- **WORK TO DO**: Give an exact transcription of every line, dropping the images.

- **Data excerpts**:
···

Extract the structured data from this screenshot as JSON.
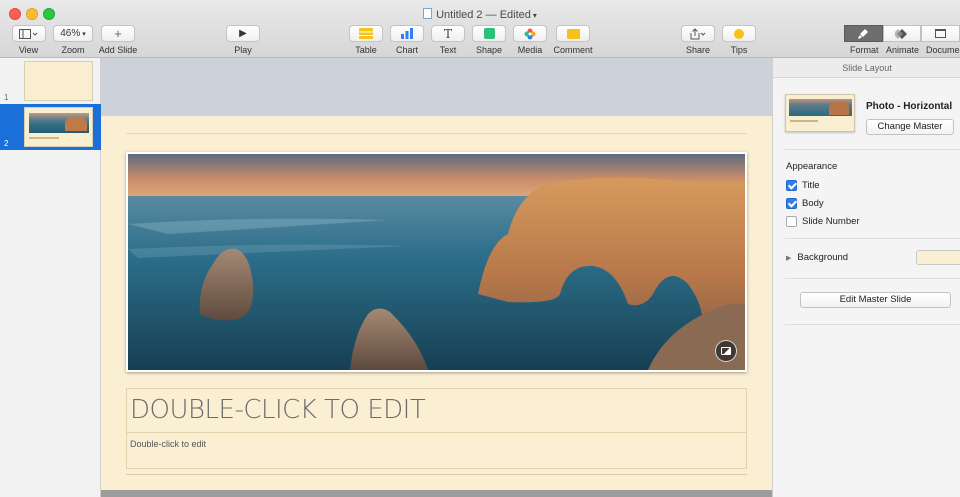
{
  "window": {
    "title": "Untitled 2",
    "title_separator": "—",
    "status": "Edited",
    "traffic_lights": {
      "close": "#fc5f57",
      "minimize": "#fdbc2e",
      "maximize": "#28c940"
    }
  },
  "toolbar": {
    "view_label": "View",
    "zoom_value": "46%",
    "zoom_label": "Zoom",
    "add_slide_label": "Add Slide",
    "play_label": "Play",
    "table_label": "Table",
    "chart_label": "Chart",
    "text_label": "Text",
    "shape_label": "Shape",
    "media_label": "Media",
    "comment_label": "Comment",
    "share_label": "Share",
    "tips_label": "Tips",
    "format_label": "Format",
    "animate_label": "Animate",
    "document_label": "Document",
    "accent_color": "#f6c11a"
  },
  "navigator": {
    "slides": [
      {
        "number": "1",
        "selected": false
      },
      {
        "number": "2",
        "selected": true
      }
    ],
    "selection_color": "#1a6fd8"
  },
  "slide": {
    "title_placeholder": "DOUBLE-CLICK TO EDIT",
    "body_placeholder": "Double-click to edit",
    "background_color": "#faefd2"
  },
  "inspector": {
    "panel_title": "Slide Layout",
    "master_name": "Photo - Horizontal",
    "change_master_label": "Change Master",
    "appearance_heading": "Appearance",
    "options": [
      {
        "label": "Title",
        "checked": true
      },
      {
        "label": "Body",
        "checked": true
      },
      {
        "label": "Slide Number",
        "checked": false
      }
    ],
    "background_label": "Background",
    "background_swatch": "#faefd2",
    "edit_master_label": "Edit Master Slide"
  }
}
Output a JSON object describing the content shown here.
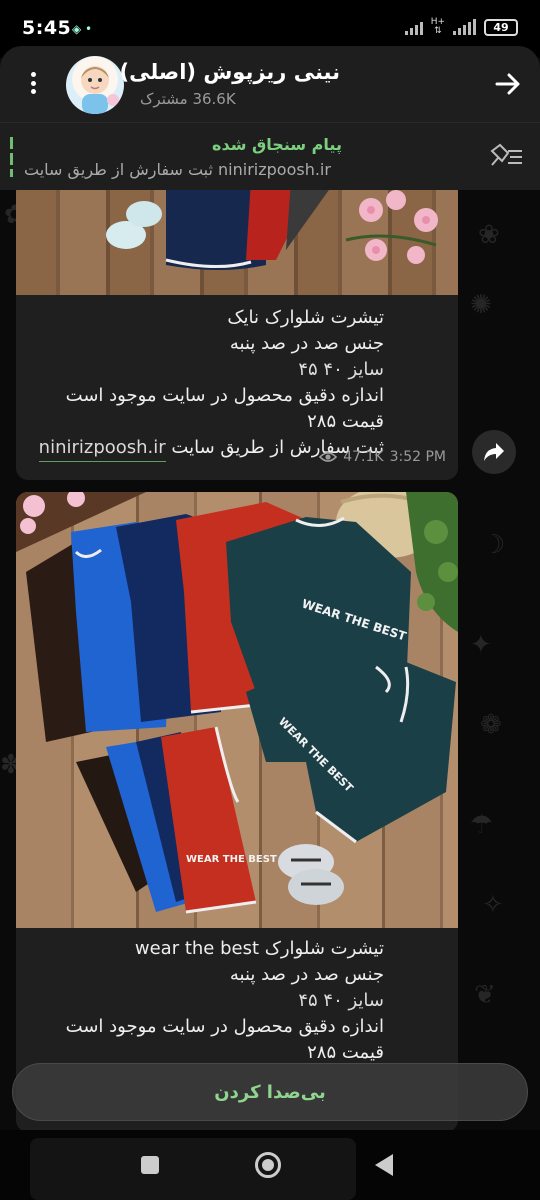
{
  "status_bar": {
    "time": "5:45",
    "network_label": "H+",
    "battery": "49"
  },
  "header": {
    "channel_name": "نینی ریزپوش (اصلی)",
    "subscribers_count": "36.6K",
    "subscribers_label": "مشترک"
  },
  "pinned": {
    "title": "پیام سنجاق شده",
    "text": "ninirizpoosh.ir ثبت سفارش از طریق سایت"
  },
  "posts": [
    {
      "lines": [
        "تیشرت شلوارک نایک",
        "جنس صد در صد پنبه",
        "سایز ۴۰ ۴۵",
        "اندازه دقیق محصول در سایت موجود است",
        "قیمت ۲۸۵"
      ],
      "link_prefix": "ثبت سفارش از طریق سایت",
      "link": "ninirizpoosh.ir",
      "views": "47.1K",
      "time": "3:52 PM"
    },
    {
      "lines": [
        "تیشرت شلوارک wear the best",
        "جنس صد در صد پنبه",
        "سایز ۴۰ ۴۵",
        "اندازه دقیق محصول در سایت موجود است",
        "قیمت ۲۸۵"
      ],
      "print_text": "WEAR THE BEST"
    }
  ],
  "mute_button": "بی‌صدا کردن",
  "colors": {
    "accent_green": "#7bcf7f",
    "bubble_bg": "#1f1f1f",
    "header_bg": "#1e1e1e"
  }
}
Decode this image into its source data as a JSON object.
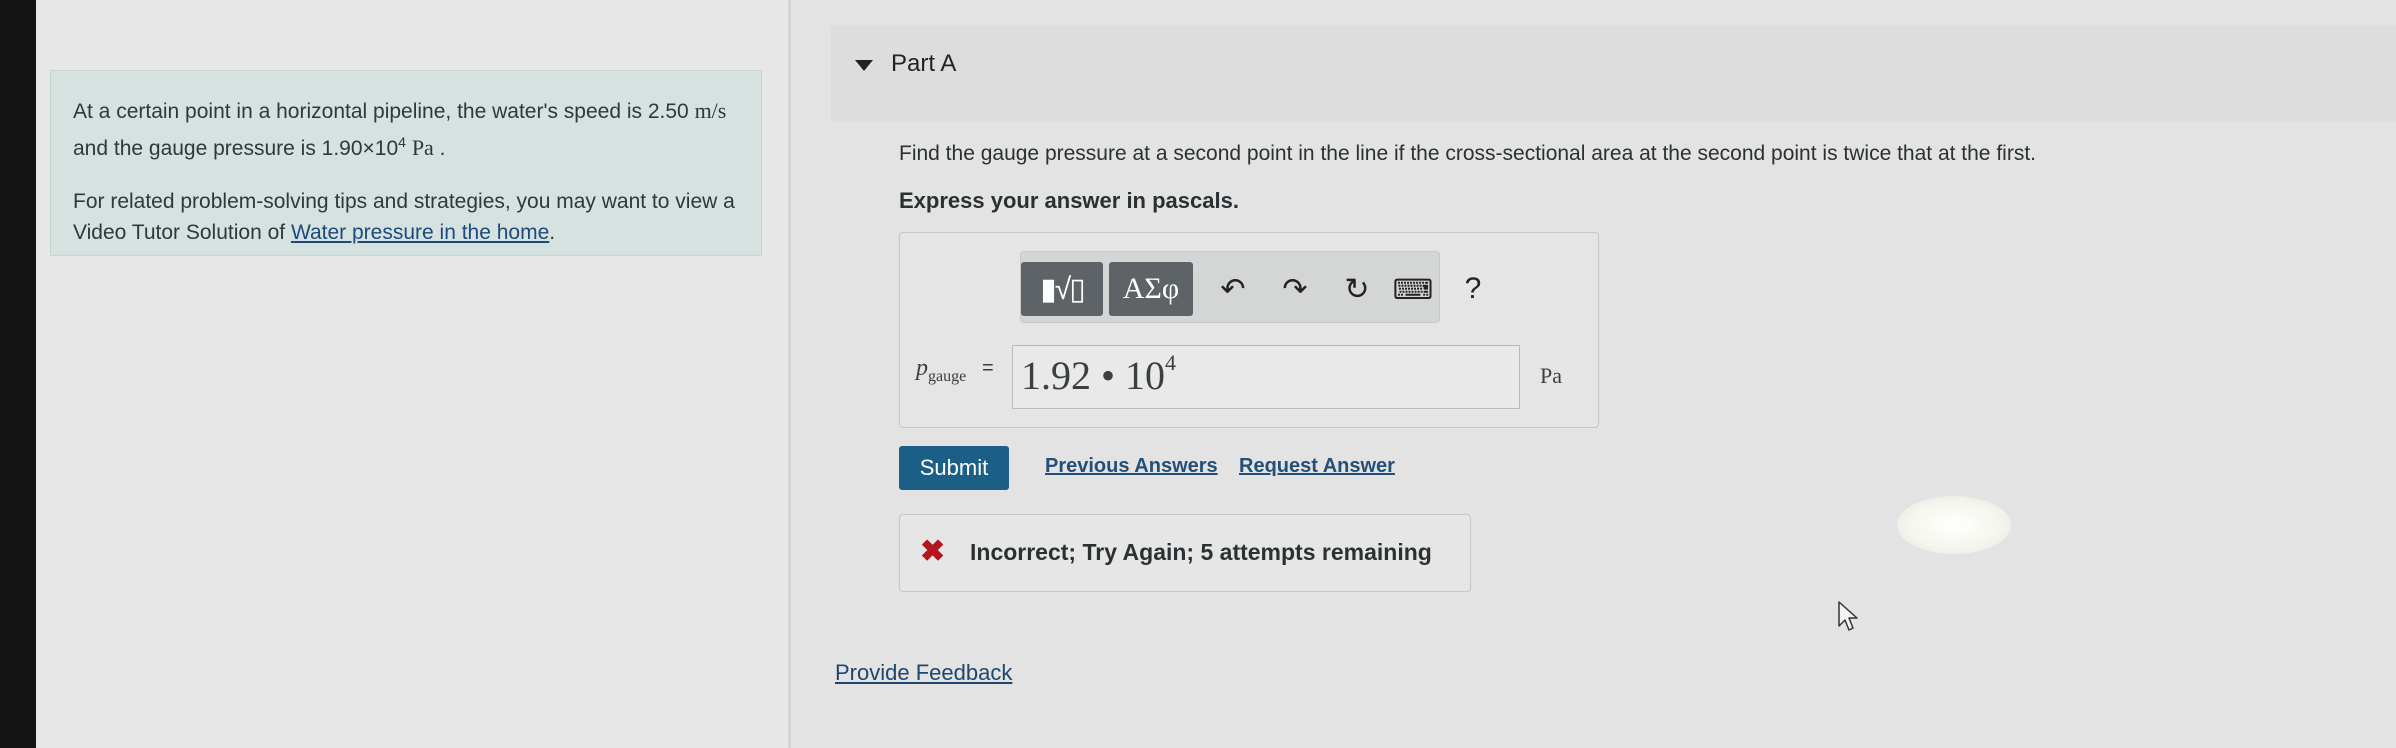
{
  "problem": {
    "line1_text": "At a certain point in a horizontal pipeline, the water's speed is 2.50",
    "speed_unit": "m/s",
    "line2_text": " and the gauge pressure is 1.90×10",
    "pressure_exp": "4",
    "pressure_unit": "Pa",
    "tip_text": "For related problem-solving tips and strategies, you may want to view a Video Tutor Solution of ",
    "tip_link": "Water pressure in the home",
    "tip_end": "."
  },
  "part": {
    "title": "Part A",
    "question": "Find the gauge pressure at a second point in the line if the cross-sectional area at the second point is twice that at the first.",
    "instruction": "Express your answer in pascals."
  },
  "toolbar": {
    "templates_label": "▮√▯",
    "greek_label": "ΑΣφ",
    "undo_glyph": "↶",
    "redo_glyph": "↷",
    "reset_glyph": "↻",
    "keyboard_glyph": "⌨",
    "help_label": "?"
  },
  "answer": {
    "variable": "p",
    "variable_sub": "gauge",
    "equals": "=",
    "mantissa": "1.92 • 10",
    "exponent": "4",
    "unit": "Pa"
  },
  "actions": {
    "submit": "Submit",
    "previous_answers": "Previous Answers",
    "request_answer": "Request Answer"
  },
  "feedback": {
    "icon": "✖",
    "message": "Incorrect; Try Again; 5 attempts remaining"
  },
  "footer": {
    "provide_feedback": "Provide Feedback"
  }
}
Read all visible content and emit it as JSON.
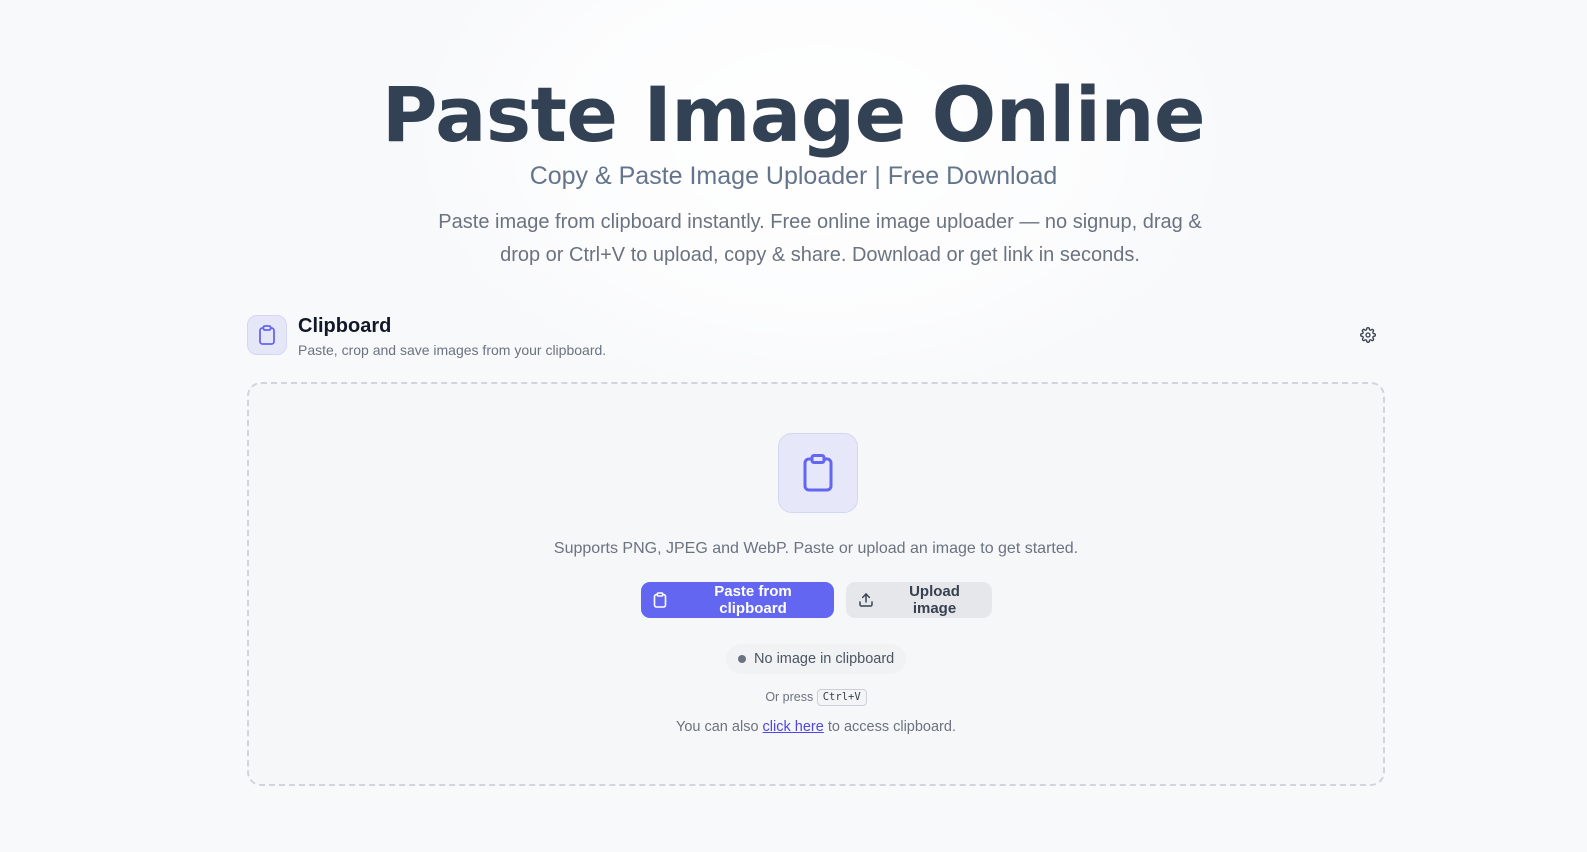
{
  "hero": {
    "title": "Paste Image Online",
    "subtitle": "Copy & Paste Image Uploader | Free Download",
    "description": "Paste image from clipboard instantly. Free online image uploader — no signup, drag & drop or Ctrl+V to upload, copy & share. Download or get link in seconds."
  },
  "section": {
    "title": "Clipboard",
    "subtitle": "Paste, crop and save images from your clipboard.",
    "icon": "clipboard-icon",
    "settings_icon": "gear-icon"
  },
  "dropzone": {
    "icon": "clipboard-icon",
    "supports_text": "Supports PNG, JPEG and WebP. Paste or upload an image to get started.",
    "paste_button": "Paste from clipboard",
    "upload_button": "Upload image",
    "status": "No image in clipboard",
    "or_press": "Or press",
    "shortcut": "Ctrl+V",
    "also_prefix": "You can also",
    "also_link": "click here",
    "also_suffix": "to access clipboard."
  },
  "colors": {
    "accent": "#6366f1",
    "title": "#334155",
    "muted": "#6b7280",
    "link": "#4f46e5"
  }
}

···

- **EXERCISE ANSWER**:
Extract the structured data from this screenshot as JSON.
{
  "window": {
    "title": "Untitled 2",
    "title_separator": "—",
    "status": "Edited",
    "traffic_lights": {
      "close": "#fc5f57",
      "minimize": "#fdbc2e",
      "maximize": "#28c940"
    }
  },
  "toolbar": {
    "view_label": "View",
    "zoom_value": "46%",
    "zoom_label": "Zoom",
    "add_slide_label": "Add Slide",
    "play_label": "Play",
    "table_label": "Table",
    "chart_label": "Chart",
    "text_label": "Text",
    "shape_label": "Shape",
    "media_label": "Media",
    "comment_label": "Comment",
    "share_label": "Share",
    "tips_label": "Tips",
    "format_label": "Format",
    "animate_label": "Animate",
    "document_label": "Document",
    "accent_color": "#f6c11a"
  },
  "navigator": {
    "slides": [
      {
        "number": "1",
        "selected": false
      },
      {
        "number": "2",
        "selected": true
      }
    ],
    "selection_color": "#1a6fd8"
  },
  "slide": {
    "title_placeholder": "DOUBLE-CLICK TO EDIT",
    "body_placeholder": "Double-click to edit",
    "background_color": "#faefd2"
  },
  "inspector": {
    "panel_title": "Slide Layout",
    "master_name": "Photo - Horizontal",
    "change_master_label": "Change Master",
    "appearance_heading": "Appearance",
    "options": [
      {
        "label": "Title",
        "checked": true
      },
      {
        "label": "Body",
        "checked": true
      },
      {
        "label": "Slide Number",
        "checked": false
      }
    ],
    "background_label": "Background",
    "background_swatch": "#faefd2",
    "edit_master_label": "Edit Master Slide"
  }
}
Output a JSON object describing the content shown here.
{
  "status_bar": {
    "time": "5:45",
    "network_label": "H+",
    "battery": "49"
  },
  "header": {
    "channel_name": "نینی ریزپوش (اصلی)",
    "subscribers_count": "36.6K",
    "subscribers_label": "مشترک"
  },
  "pinned": {
    "title": "پیام سنجاق شده",
    "text": "ninirizpoosh.ir ثبت سفارش از طریق سایت"
  },
  "posts": [
    {
      "lines": [
        "تیشرت شلوارک نایک",
        "جنس صد در صد پنبه",
        "سایز ۴۰ ۴۵",
        "اندازه دقیق محصول در سایت موجود است",
        "قیمت ۲۸۵"
      ],
      "link_prefix": "ثبت سفارش از طریق سایت",
      "link": "ninirizpoosh.ir",
      "views": "47.1K",
      "time": "3:52 PM"
    },
    {
      "lines": [
        "تیشرت شلوارک wear the best",
        "جنس صد در صد پنبه",
        "سایز ۴۰ ۴۵",
        "اندازه دقیق محصول در سایت موجود است",
        "قیمت ۲۸۵"
      ],
      "print_text": "WEAR THE BEST"
    }
  ],
  "mute_button": "بی‌صدا کردن",
  "colors": {
    "accent_green": "#7bcf7f",
    "bubble_bg": "#1f1f1f",
    "header_bg": "#1e1e1e"
  }
}
Decode this image into its source data as a JSON object.
{
  "problem": {
    "line1_text": "At a certain point in a horizontal pipeline, the water's speed is 2.50",
    "speed_unit": "m/s",
    "line2_text": " and the gauge pressure is 1.90×10",
    "pressure_exp": "4",
    "pressure_unit": "Pa",
    "tip_text": "For related problem-solving tips and strategies, you may want to view a Video Tutor Solution of ",
    "tip_link": "Water pressure in the home",
    "tip_end": "."
  },
  "part": {
    "title": "Part A",
    "question": "Find the gauge pressure at a second point in the line if the cross-sectional area at the second point is twice that at the first.",
    "instruction": "Express your answer in pascals."
  },
  "toolbar": {
    "templates_label": "▮√▯",
    "greek_label": "ΑΣφ",
    "undo_glyph": "↶",
    "redo_glyph": "↷",
    "reset_glyph": "↻",
    "keyboard_glyph": "⌨",
    "help_label": "?"
  },
  "answer": {
    "variable": "p",
    "variable_sub": "gauge",
    "equals": "=",
    "mantissa": "1.92 • 10",
    "exponent": "4",
    "unit": "Pa"
  },
  "actions": {
    "submit": "Submit",
    "previous_answers": "Previous Answers",
    "request_answer": "Request Answer"
  },
  "feedback": {
    "icon": "✖",
    "message": "Incorrect; Try Again; 5 attempts remaining"
  },
  "footer": {
    "provide_feedback": "Provide Feedback"
  }
}
Read all visible content and emit it as JSON.
{
  "hero": {
    "title": "Paste Image Online",
    "subtitle": "Copy & Paste Image Uploader | Free Download",
    "description": "Paste image from clipboard instantly. Free online image uploader — no signup, drag & drop or Ctrl+V to upload, copy & share. Download or get link in seconds."
  },
  "section": {
    "title": "Clipboard",
    "subtitle": "Paste, crop and save images from your clipboard.",
    "icon": "clipboard-icon",
    "settings_icon": "gear-icon"
  },
  "dropzone": {
    "icon": "clipboard-icon",
    "supports_text": "Supports PNG, JPEG and WebP. Paste or upload an image to get started.",
    "paste_button": "Paste from clipboard",
    "upload_button": "Upload image",
    "status": "No image in clipboard",
    "or_press": "Or press",
    "shortcut": "Ctrl+V",
    "also_prefix": "You can also",
    "also_link": "click here",
    "also_suffix": "to access clipboard."
  },
  "colors": {
    "accent": "#6366f1",
    "title": "#334155",
    "muted": "#6b7280",
    "link": "#4f46e5"
  }
}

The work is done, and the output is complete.